The problem
Select from the records below every line that has the word "Europa" in it.

Records for this exercise
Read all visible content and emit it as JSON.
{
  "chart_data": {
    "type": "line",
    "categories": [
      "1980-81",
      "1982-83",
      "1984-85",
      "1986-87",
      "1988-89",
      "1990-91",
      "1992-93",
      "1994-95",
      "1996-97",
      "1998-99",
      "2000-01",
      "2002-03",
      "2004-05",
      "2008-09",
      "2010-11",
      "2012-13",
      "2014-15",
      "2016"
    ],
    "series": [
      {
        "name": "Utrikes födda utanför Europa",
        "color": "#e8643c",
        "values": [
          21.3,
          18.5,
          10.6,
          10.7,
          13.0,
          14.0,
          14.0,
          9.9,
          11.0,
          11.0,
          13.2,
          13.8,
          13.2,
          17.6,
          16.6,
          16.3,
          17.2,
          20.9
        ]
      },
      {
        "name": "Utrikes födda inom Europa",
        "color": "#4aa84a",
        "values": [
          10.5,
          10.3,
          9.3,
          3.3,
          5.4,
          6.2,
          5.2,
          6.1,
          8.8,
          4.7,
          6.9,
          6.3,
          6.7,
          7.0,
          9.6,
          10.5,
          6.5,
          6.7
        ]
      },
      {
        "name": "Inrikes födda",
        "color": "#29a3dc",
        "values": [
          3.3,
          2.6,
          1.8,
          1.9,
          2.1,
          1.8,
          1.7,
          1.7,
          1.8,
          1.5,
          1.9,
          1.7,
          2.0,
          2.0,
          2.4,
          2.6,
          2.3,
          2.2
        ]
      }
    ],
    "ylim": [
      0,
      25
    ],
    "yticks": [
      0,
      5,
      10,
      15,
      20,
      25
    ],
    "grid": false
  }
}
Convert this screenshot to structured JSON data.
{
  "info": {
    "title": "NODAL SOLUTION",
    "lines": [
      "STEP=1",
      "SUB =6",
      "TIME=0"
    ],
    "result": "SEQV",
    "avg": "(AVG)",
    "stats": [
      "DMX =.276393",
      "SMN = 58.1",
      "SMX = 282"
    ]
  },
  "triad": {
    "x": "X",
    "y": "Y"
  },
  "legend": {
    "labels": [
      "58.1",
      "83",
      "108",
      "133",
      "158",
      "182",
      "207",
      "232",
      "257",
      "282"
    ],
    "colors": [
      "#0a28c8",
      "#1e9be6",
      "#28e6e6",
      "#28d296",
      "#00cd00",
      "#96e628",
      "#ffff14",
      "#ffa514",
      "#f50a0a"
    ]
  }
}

Final answer
        "name": "Utrikes födda utanför Europa",
        "name": "Utrikes födda inom Europa",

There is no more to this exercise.